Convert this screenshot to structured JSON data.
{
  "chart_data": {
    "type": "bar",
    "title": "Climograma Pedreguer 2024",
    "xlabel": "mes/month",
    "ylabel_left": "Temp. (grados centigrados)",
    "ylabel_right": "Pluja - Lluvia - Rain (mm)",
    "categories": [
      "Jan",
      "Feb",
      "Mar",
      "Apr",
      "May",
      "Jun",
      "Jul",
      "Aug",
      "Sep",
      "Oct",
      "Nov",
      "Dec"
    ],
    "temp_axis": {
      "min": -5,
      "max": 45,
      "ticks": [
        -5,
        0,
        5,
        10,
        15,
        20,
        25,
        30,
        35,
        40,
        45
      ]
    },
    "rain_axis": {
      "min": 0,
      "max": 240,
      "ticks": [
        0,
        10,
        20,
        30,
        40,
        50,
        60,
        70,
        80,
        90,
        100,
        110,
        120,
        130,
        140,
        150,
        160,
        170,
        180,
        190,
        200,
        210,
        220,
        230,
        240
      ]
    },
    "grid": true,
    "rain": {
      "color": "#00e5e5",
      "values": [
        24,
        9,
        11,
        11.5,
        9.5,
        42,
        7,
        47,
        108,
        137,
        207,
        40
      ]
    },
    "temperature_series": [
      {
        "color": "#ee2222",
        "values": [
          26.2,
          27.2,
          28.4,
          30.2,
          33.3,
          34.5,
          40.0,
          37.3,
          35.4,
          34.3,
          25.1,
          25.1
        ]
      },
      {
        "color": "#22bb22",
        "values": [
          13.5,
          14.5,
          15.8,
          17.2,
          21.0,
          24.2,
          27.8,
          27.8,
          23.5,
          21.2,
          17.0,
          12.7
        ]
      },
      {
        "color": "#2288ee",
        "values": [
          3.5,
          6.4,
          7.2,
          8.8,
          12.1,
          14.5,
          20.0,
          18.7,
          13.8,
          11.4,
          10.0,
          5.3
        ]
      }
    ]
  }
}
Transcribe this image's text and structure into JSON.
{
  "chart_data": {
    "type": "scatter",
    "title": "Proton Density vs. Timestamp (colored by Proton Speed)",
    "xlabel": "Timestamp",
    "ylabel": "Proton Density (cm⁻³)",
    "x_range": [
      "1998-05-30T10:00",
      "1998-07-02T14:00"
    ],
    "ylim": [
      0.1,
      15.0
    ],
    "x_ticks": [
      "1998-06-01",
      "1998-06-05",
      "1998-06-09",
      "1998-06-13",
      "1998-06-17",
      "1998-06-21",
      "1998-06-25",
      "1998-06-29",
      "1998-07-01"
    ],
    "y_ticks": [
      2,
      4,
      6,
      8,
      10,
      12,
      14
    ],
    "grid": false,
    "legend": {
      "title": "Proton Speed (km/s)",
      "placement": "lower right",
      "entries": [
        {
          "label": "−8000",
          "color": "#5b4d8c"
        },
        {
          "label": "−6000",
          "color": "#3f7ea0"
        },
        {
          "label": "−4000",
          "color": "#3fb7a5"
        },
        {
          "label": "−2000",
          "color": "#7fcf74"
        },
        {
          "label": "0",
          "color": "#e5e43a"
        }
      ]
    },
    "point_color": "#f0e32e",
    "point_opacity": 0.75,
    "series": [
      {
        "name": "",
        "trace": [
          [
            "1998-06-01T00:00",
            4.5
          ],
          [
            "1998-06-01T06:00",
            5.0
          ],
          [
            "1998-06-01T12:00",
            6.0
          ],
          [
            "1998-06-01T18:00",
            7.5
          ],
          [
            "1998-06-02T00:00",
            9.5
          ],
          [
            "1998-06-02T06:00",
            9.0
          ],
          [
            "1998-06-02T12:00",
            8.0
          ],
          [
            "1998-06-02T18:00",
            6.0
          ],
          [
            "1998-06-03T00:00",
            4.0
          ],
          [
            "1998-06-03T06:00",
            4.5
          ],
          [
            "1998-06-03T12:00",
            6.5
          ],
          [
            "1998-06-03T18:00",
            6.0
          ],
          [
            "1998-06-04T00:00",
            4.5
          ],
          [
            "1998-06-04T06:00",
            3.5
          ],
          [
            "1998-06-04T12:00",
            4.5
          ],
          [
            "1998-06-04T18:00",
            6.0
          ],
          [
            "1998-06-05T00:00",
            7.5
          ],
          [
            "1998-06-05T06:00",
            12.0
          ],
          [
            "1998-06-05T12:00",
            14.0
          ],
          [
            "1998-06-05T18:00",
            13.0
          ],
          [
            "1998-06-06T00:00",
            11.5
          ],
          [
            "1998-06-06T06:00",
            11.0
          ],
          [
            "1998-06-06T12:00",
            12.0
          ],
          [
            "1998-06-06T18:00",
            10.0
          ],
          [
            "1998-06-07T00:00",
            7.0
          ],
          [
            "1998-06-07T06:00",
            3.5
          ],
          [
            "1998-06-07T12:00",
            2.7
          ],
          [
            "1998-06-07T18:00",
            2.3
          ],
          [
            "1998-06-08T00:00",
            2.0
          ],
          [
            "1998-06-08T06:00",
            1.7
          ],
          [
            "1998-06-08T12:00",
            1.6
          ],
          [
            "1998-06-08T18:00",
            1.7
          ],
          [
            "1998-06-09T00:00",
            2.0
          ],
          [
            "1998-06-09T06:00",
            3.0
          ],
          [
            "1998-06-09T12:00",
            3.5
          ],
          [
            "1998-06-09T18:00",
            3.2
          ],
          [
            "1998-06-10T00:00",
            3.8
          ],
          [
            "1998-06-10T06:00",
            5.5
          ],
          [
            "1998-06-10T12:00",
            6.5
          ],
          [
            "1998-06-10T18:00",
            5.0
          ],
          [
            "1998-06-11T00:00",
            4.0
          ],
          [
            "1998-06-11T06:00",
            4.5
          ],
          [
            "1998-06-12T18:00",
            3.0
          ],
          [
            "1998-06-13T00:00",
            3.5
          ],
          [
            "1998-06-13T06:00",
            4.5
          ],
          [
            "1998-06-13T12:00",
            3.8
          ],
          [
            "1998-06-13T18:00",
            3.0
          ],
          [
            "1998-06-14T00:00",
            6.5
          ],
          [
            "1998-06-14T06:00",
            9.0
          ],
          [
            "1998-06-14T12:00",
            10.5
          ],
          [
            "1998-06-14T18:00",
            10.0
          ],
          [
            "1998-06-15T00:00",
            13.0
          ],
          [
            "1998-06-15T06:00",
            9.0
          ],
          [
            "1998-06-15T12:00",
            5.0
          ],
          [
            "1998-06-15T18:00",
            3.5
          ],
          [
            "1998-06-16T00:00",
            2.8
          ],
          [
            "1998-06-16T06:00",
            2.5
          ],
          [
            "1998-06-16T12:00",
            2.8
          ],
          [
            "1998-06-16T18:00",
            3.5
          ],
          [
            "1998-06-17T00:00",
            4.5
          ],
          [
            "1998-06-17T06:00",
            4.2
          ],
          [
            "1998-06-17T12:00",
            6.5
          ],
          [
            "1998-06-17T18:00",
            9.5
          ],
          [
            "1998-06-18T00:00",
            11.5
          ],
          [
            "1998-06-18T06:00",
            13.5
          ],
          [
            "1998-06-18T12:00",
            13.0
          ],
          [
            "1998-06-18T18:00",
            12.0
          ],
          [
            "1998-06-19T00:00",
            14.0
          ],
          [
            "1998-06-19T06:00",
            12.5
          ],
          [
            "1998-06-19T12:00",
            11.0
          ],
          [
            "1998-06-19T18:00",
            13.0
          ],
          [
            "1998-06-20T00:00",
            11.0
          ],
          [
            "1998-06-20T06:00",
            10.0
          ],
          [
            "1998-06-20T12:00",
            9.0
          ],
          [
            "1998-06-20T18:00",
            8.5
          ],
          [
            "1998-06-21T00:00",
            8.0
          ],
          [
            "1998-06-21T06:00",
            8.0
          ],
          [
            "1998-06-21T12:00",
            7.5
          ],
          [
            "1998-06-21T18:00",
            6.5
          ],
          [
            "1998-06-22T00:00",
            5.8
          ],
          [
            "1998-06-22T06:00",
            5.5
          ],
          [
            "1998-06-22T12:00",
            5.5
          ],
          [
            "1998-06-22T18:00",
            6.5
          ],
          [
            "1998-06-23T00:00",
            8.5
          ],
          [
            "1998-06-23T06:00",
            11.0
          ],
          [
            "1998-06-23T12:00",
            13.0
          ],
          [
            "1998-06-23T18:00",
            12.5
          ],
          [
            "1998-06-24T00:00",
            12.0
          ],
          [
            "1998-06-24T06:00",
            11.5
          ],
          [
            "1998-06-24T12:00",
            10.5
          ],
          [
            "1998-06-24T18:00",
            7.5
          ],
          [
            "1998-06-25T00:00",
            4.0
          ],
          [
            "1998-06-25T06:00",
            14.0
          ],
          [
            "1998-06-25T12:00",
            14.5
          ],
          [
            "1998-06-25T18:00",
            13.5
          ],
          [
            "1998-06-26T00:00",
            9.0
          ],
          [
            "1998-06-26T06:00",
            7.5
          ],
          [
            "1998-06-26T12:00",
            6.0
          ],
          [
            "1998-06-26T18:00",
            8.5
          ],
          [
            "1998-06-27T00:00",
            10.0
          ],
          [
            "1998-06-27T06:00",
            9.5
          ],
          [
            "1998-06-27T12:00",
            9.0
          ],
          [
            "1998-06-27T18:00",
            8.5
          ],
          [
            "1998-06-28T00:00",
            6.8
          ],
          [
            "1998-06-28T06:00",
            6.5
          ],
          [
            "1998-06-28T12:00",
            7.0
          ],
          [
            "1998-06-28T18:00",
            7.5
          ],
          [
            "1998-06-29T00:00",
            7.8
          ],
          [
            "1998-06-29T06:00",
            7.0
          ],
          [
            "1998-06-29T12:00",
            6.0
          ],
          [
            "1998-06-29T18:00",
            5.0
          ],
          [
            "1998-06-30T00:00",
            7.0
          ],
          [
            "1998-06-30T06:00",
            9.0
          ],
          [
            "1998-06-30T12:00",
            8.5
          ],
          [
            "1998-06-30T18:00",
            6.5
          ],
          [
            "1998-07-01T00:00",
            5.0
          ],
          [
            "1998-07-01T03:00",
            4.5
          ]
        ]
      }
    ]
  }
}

════════

* **Goal**:
Working from the listing above, pick out every line that has "this" and copy it.

* **The output**:
Convert this screenshot to structured JSON data.
Transcribe this image's text and structure into JSON.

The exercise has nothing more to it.